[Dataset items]
________________________________________
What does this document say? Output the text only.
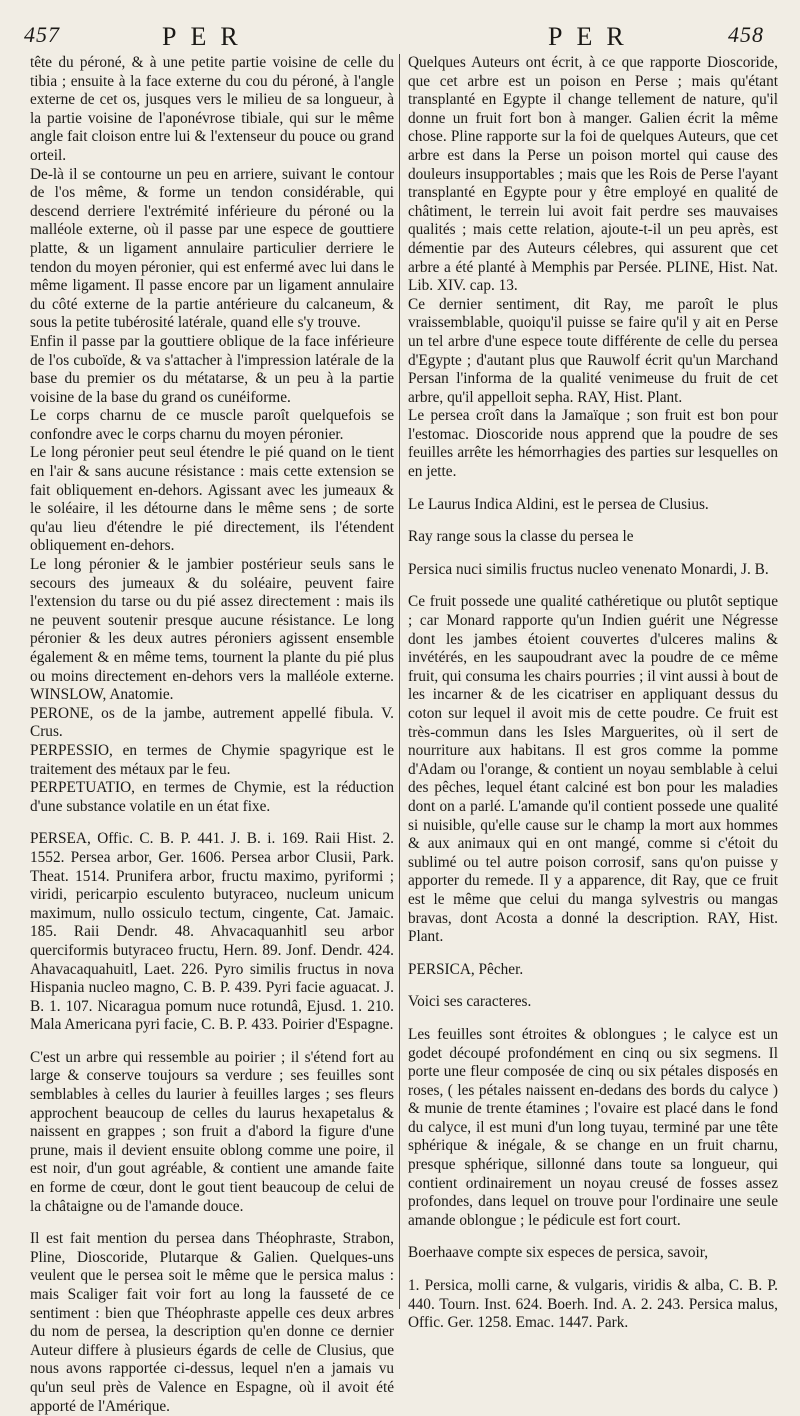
457	PER	PER	458

tête du péroné, & à une petite partie voisine de celle du tibia ; ensuite à la face externe du cou du péroné, à l'angle externe de cet os, jusques vers le milieu de sa longueur, à la partie voisine de l'aponévrose tibiale, qui sur le même angle fait cloison entre lui & l'extenseur du pouce ou grand orteil.

De-là il se contourne un peu en arriere, suivant le contour de l'os même, & forme un tendon considérable, qui descend derriere l'extrémité inférieure du péroné ou la malléole externe, où il passe par une espece de gouttiere platte, & un ligament annulaire particulier derriere le tendon du moyen péronier, qui est enfermé avec lui dans le même ligament. Il passe encore par un ligament annulaire du côté externe de la partie antérieure du calcaneum, & sous la petite tubérosité latérale, quand elle s'y trouve.

Enfin il passe par la gouttiere oblique de la face inférieure de l'os cuboïde, & va s'attacher à l'impression latérale de la base du premier os du métatarse, & un peu à la partie voisine de la base du grand os cunéiforme.

Le corps charnu de ce muscle paroît quelquefois se confondre avec le corps charnu du moyen péronier.

Le long péronier peut seul étendre le pié quand on le tient en l'air & sans aucune résistance : mais cette extension se fait obliquement en-dehors. Agissant avec les jumeaux & le soléaire, il les détourne dans le même sens ; de sorte qu'au lieu d'étendre le pié directement, ils l'étendent obliquement en-dehors.

Le long péronier & le jambier postérieur seuls sans le secours des jumeaux & du soléaire, peuvent faire l'extension du tarse ou du pié assez directement : mais ils ne peuvent soutenir presque aucune résistance. Le long péronier & les deux autres péroniers agissent ensemble également & en même tems, tournent la plante du pié plus ou moins directement en-dehors vers la malléole externe. WINSLOW, Anatomie.

PERONE, os de la jambe, autrement appellé fibula. V. Crus.

PERPESSIO, en termes de Chymie spagyrique est le traitement des métaux par le feu.

PERPETUATIO, en termes de Chymie, est la réduction d'une substance volatile en un état fixe.

PERSEA, Offic. C. B. P. 441. J. B. i. 169. Raii Hist. 2. 1552. Persea arbor, Ger. 1606. Persea arbor Clusii, Park. Theat. 1514. Prunifera arbor, fructu maximo, pyriformi ; viridi, pericarpio esculento butyraceo, nucleum unicum maximum, nullo ossiculo tectum, cingente, Cat. Jamaic. 185. Raii Dendr. 48. Ahvacaquanhitl seu arbor querciformis butyraceo fructu, Hern. 89. Jonf. Dendr. 424. Ahavacaquahuitl, Laet. 226. Pyro similis fructus in nova Hispania nucleo magno, C. B. P. 439. Pyri facie aguacat. J. B. 1. 107. Nicaragua pomum nuce rotundâ, Ejusd. 1. 210. Mala Americana pyri facie, C. B. P. 433. Poirier d'Espagne.

C'est un arbre qui ressemble au poirier ; il s'étend fort au large & conserve toujours sa verdure ; ses feuilles sont semblables à celles du laurier à feuilles larges ; ses fleurs approchent beaucoup de celles du laurus hexapetalus & naissent en grappes ; son fruit a d'abord la figure d'une prune, mais il devient ensuite oblong comme une poire, il est noir, d'un gout agréable, & contient une amande faite en forme de cœur, dont le gout tient beaucoup de celui de la châtaigne ou de l'amande douce.

Il est fait mention du persea dans Théophraste, Strabon, Pline, Dioscoride, Plutarque & Galien. Quelques-uns veulent que le persea soit le même que le persica malus : mais Scaliger fait voir fort au long la fausseté de ce sentiment : bien que Théophraste appelle ces deux arbres du nom de persea, la description qu'en donne ce dernier Auteur differe à plusieurs égards de celle de Clusius, que nous avons rapportée ci-dessus, lequel n'en a jamais vu qu'un seul près de Valence en Espagne, où il avoit été apporté de l'Amérique.

Quelques Auteurs ont écrit, à ce que rapporte Dioscoride, que cet arbre est un poison en Perse ; mais qu'étant transplanté en Egypte il change tellement de nature, qu'il donne un fruit fort bon à manger. Galien écrit la même chose. Pline rapporte sur la foi de quelques Auteurs, que cet arbre est dans la Perse un poison mortel qui cause des douleurs insupportables ; mais que les Rois de Perse l'ayant transplanté en Egypte pour y être employé en qualité de châtiment, le terrein lui avoit fait perdre ses mauvaises qualités ; mais cette relation, ajoute-t-il un peu après, est démentie par des Auteurs célebres, qui assurent que cet arbre a été planté à Memphis par Persée. PLINE, Hist. Nat. Lib. XIV. cap. 13.

Ce dernier sentiment, dit Ray, me paroît le plus vraissemblable, quoiqu'il puisse se faire qu'il y ait en Perse un tel arbre d'une espece toute différente de celle du persea d'Egypte ; d'autant plus que Rauwolf écrit qu'un Marchand Persan l'informa de la qualité venimeuse du fruit de cet arbre, qu'il appelloit sepha. RAY, Hist. Plant.

Le persea croît dans la Jamaïque ; son fruit est bon pour l'estomac. Dioscoride nous apprend que la poudre de ses feuilles arrête les hémorrhagies des parties sur lesquelles on en jette.

Le Laurus Indica Aldini, est le persea de Clusius.

Ray range sous la classe du persea le

Persica nuci similis fructus nucleo venenato Monardi, J. B.

Ce fruit possede une qualité cathéretique ou plutôt septique ; car Monard rapporte qu'un Indien guérit une Négresse dont les jambes étoient couvertes d'ulceres malins & invétérés, en les saupoudrant avec la poudre de ce même fruit, qui consuma les chairs pourries ; il vint aussi à bout de les incarner & de les cicatriser en appliquant dessus du coton sur lequel il avoit mis de cette poudre. Ce fruit est très-commun dans les Isles Marguerites, où il sert de nourriture aux habitans. Il est gros comme la pomme d'Adam ou l'orange, & contient un noyau semblable à celui des pêches, lequel étant calciné est bon pour les maladies dont on a parlé. L'amande qu'il contient possede une qualité si nuisible, qu'elle cause sur le champ la mort aux hommes & aux animaux qui en ont mangé, comme si c'étoit du sublimé ou tel autre poison corrosif, sans qu'on puisse y apporter du remede. Il y a apparence, dit Ray, que ce fruit est le même que celui du manga sylvestris ou mangas bravas, dont Acosta a donné la description. RAY, Hist. Plant.

PERSICA, Pêcher.

Voici ses caracteres.

Les feuilles sont étroites & oblongues ; le calyce est un godet découpé profondément en cinq ou six segmens. Il porte une fleur composée de cinq ou six pétales disposés en roses, ( les pétales naissent en-dedans des bords du calyce ) & munie de trente étamines ; l'ovaire est placé dans le fond du calyce, il est muni d'un long tuyau, terminé par une tête sphérique & inégale, & se change en un fruit charnu, presque sphérique, sillonné dans toute sa longueur, qui contient ordinairement un noyau creusé de fosses assez profondes, dans lequel on trouve pour l'ordinaire une seule amande oblongue ; le pédicule est fort court.

Boerhaave compte six especes de persica, savoir,

1. Persica, molli carne, & vulgaris, viridis & alba, C. B. P. 440. Tourn. Inst. 624. Boerh. Ind. A. 2. 243. Persica malus, Offic. Ger. 1258. Emac. 1447. Park.
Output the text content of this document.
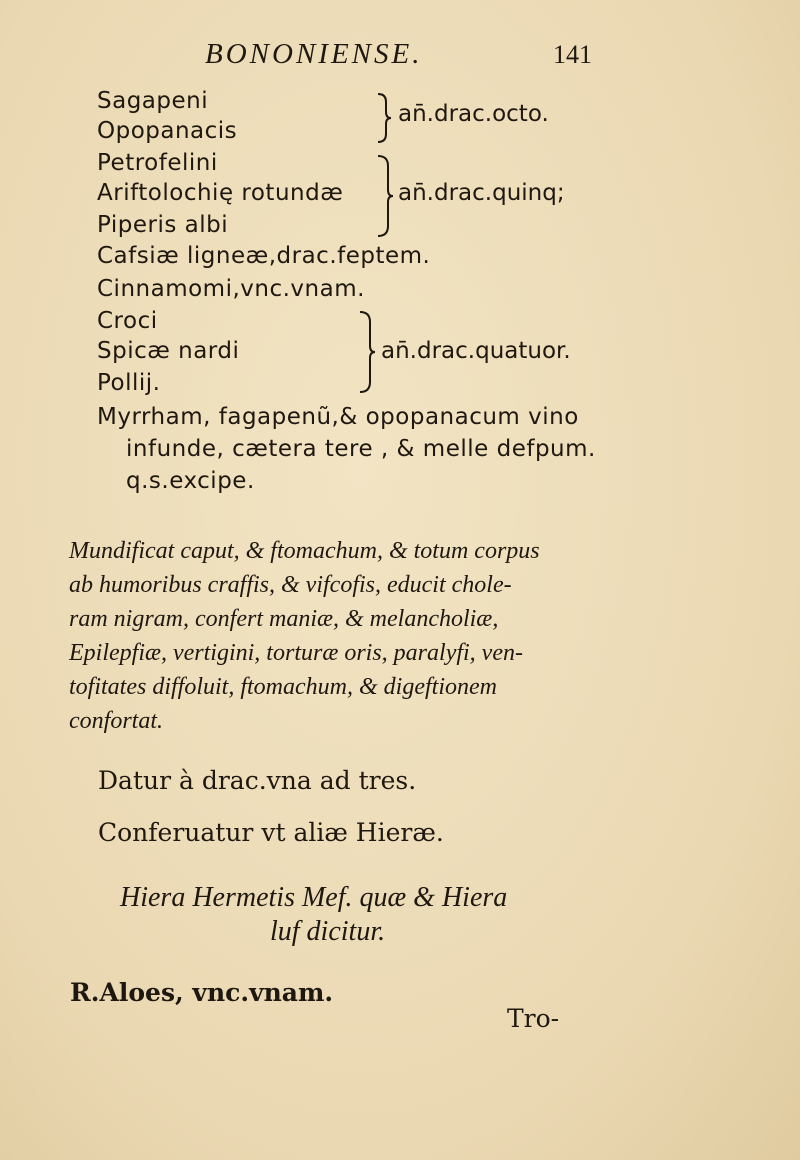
BONONIENSE.	141
Sagapeni
Opopanacis
Petrofelini
Ariftolochię rotundæ
Piperis albi
Cafsiæ ligneæ,drac.feptem.
Cinnamomi,vnc.vnam.
Croci
Spicæ nardi
Pollij.
Myrrham, fagapenũ,& opopanacum vino
infunde, cætera tere , & melle defpum.
q.s.excipe.
an̄.drac.octo.
an̄.drac.quinq;
an̄.drac.quatuor.
Mundificat caput, & ftomachum, & totum corpus
ab humoribus craffis, & vifcofis, educit chole-
ram nigram, confert maniæ, & melancholiæ,
Epilepfiæ, vertigini, torturæ oris, paralyfi, ven-
tofitates diffoluit, ftomachum, & digeftionem
confortat.
Datur à drac.vna ad tres.
Conferuatur vt aliæ Hieræ.
Hiera Hermetis Mef. quæ & Hiera
luf dicitur.
R.Aloes, vnc.vnam.
Tro-
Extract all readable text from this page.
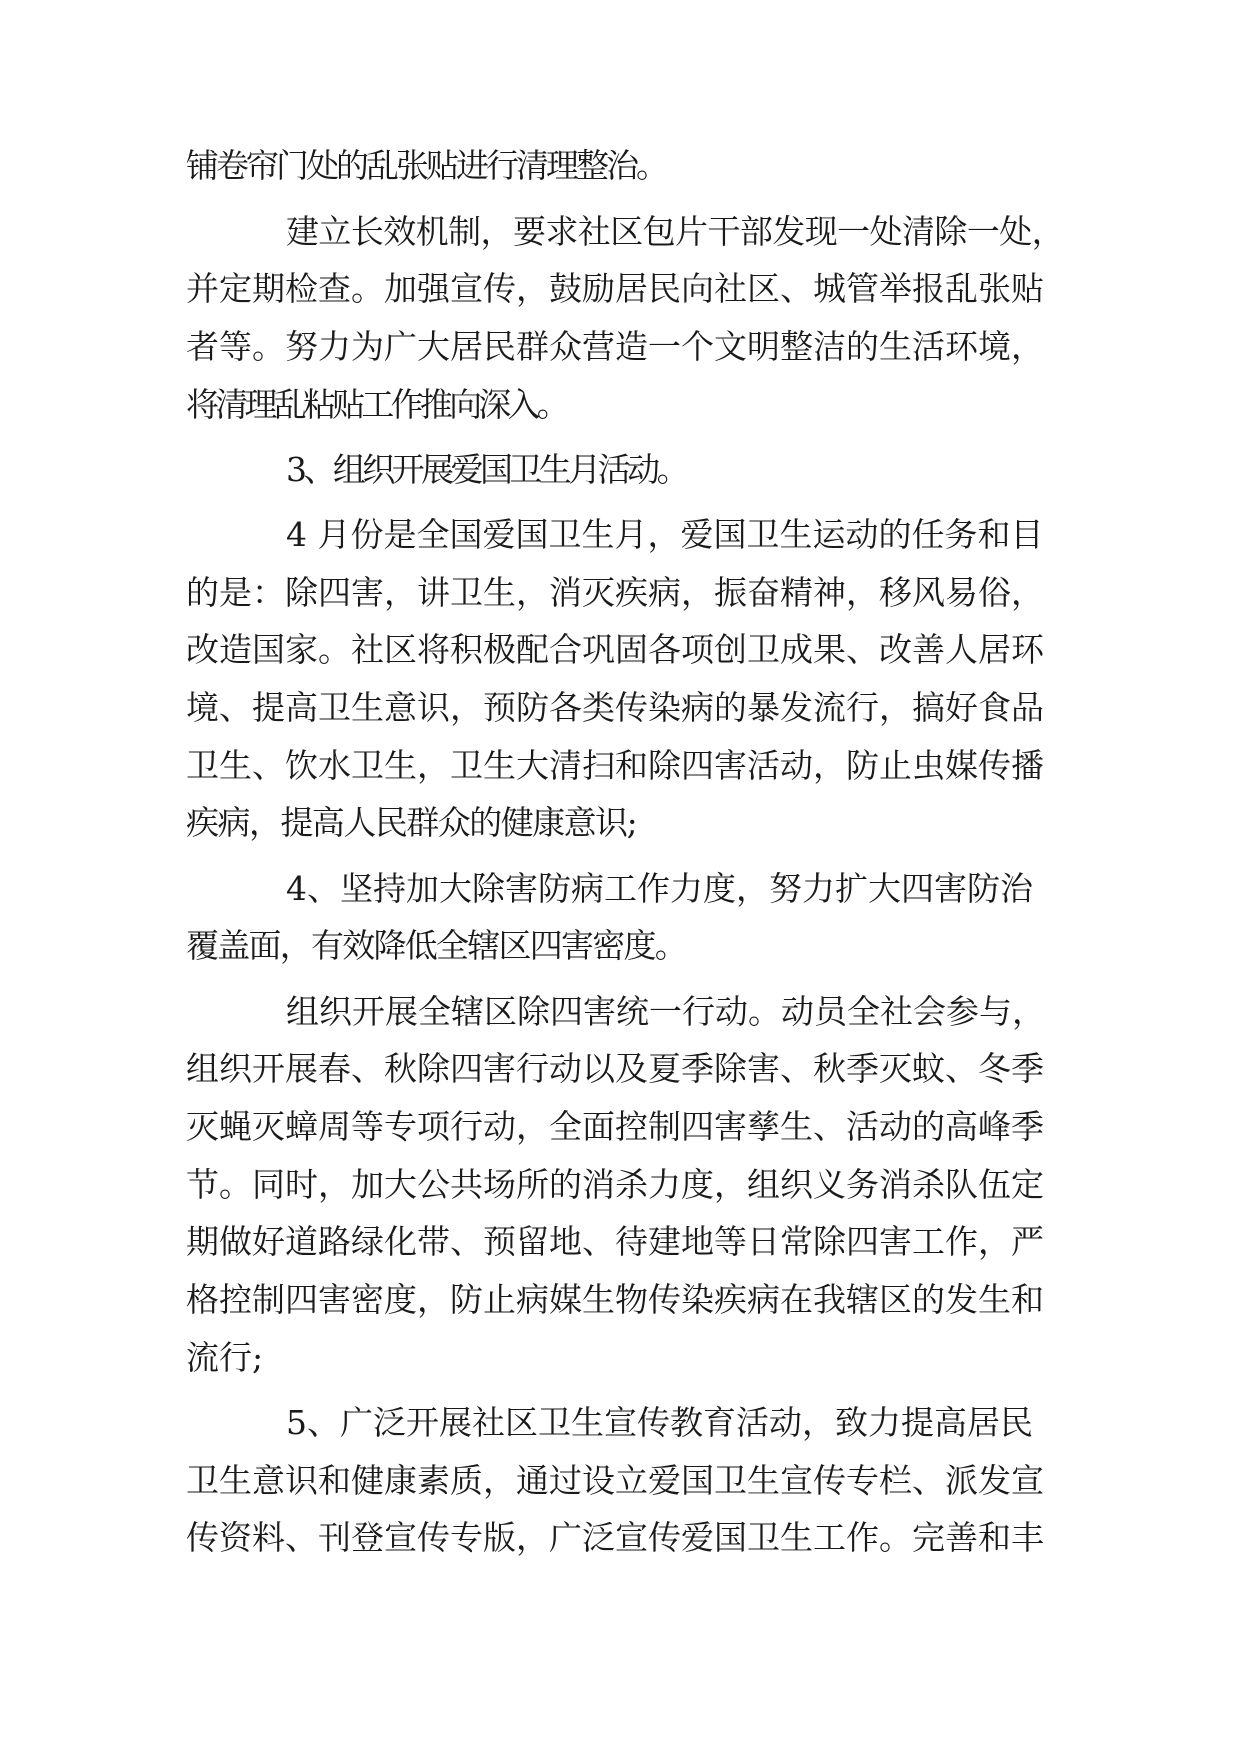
铺卷帘门处的乱张贴进行清理整治。
建立长效机制，要求社区包片干部发现一处清除一处，
并定期检查。加强宣传，鼓励居民向社区、城管举报乱张贴
者等。努力为广大居民群众营造一个文明整洁的生活环境，
将清理乱粘贴工作推向深入。
3、组织开展爱国卫生月活动。
4 月份是全国爱国卫生月，爱国卫生运动的任务和目
的是：除四害，讲卫生，消灭疾病，振奋精神，移风易俗，
改造国家。社区将积极配合巩固各项创卫成果、改善人居环
境、提高卫生意识，预防各类传染病的暴发流行，搞好食品
卫生、饮水卫生，卫生大清扫和除四害活动，防止虫媒传播
疾病，提高人民群众的健康意识;
4、坚持加大除害防病工作力度，努力扩大四害防治
覆盖面，有效降低全辖区四害密度。
组织开展全辖区除四害统一行动。动员全社会参与，
组织开展春、秋除四害行动以及夏季除害、秋季灭蚊、冬季
灭蝇灭蟑周等专项行动，全面控制四害孳生、活动的高峰季
节。同时，加大公共场所的消杀力度，组织义务消杀队伍定
期做好道路绿化带、预留地、待建地等日常除四害工作，严
格控制四害密度，防止病媒生物传染疾病在我辖区的发生和
流行;
5、广泛开展社区卫生宣传教育活动，致力提高居民
卫生意识和健康素质，通过设立爱国卫生宣传专栏、派发宣
传资料、刊登宣传专版，广泛宣传爱国卫生工作。完善和丰
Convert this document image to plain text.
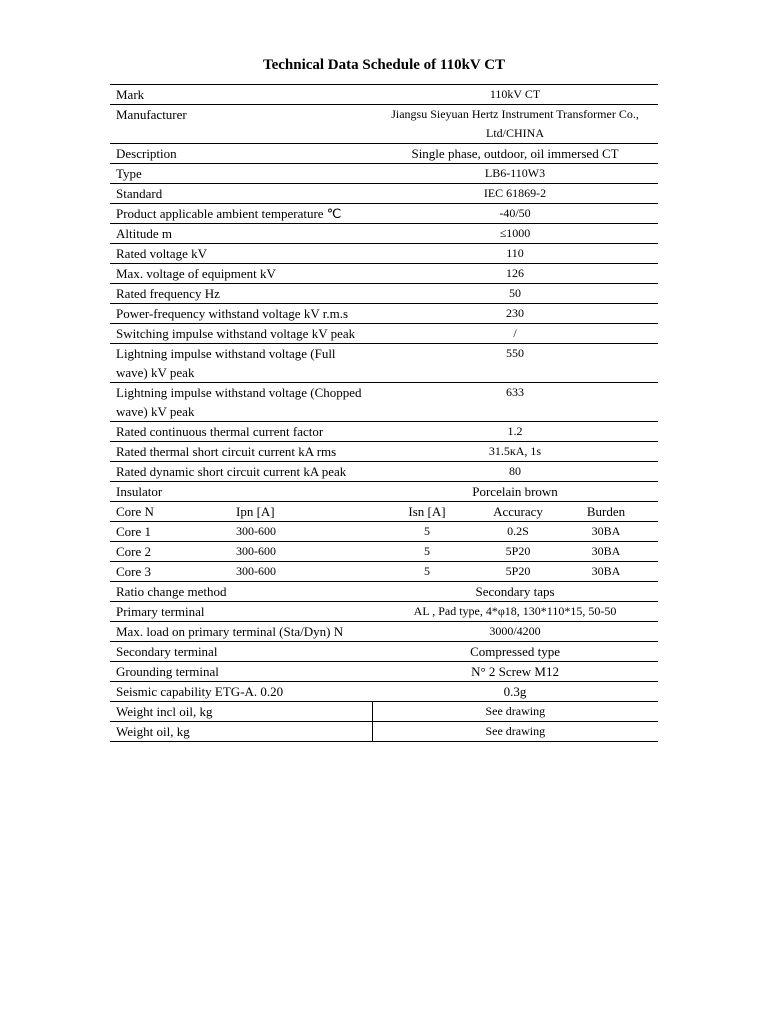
Technical Data Schedule of 110kV CT
Mark		110kV CT		
Manufacturer		Jiangsu Sieyuan Hertz Instrument Transformer Co.,
Ltd/CHINA		

Description		Single phase, outdoor, oil immersed CT		
Type		LB6-110W3		
Standard		IEC 61869-2		
Product applicable ambient temperature ℃		-40/50		
Altitude m		≤1000		
Rated voltage kV		110		
Max. voltage of equipment kV		126		
Rated frequency Hz		50		
Power-frequency withstand voltage kV r.m.s		230		
Switching impulse withstand voltage kV peak		/		

Lightning impulse withstand voltage (Full
wave) kV peak		550		

Lightning impulse withstand voltage (Chopped
wave) kV peak		633		
Rated continuous thermal current factor		1.2		
Rated thermal short circuit current kA rms		31.5кA, 1s		
Rated dynamic short circuit current kA peak		80		
Insulator		Porcelain brown		
Core N	Ipn [A]	Isn [A]	Accuracy	Burden
Core 1	300-600	5	0.2S	30BA
Core 2	300-600	5	5P20	30BA
Core 3	300-600	5	5P20	30BA
Ratio change method		Secondary taps		
Primary terminal		AL , Pad type, 4*φ18, 130*110*15, 50-50		
Max. load on primary terminal (Sta/Dyn) N		3000/4200		
Secondary terminal		Compressed type		
Grounding terminal		N° 2 Screw M12		
Seismic capability ETG-A. 0.20		0.3g		
Weight incl oil, kg		See drawing		
Weight oil, kg		See drawing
________________________________________
* **Set problem**
How many lines in these records hold the string "Weight"? Reply with the number alone.

* **In response**
2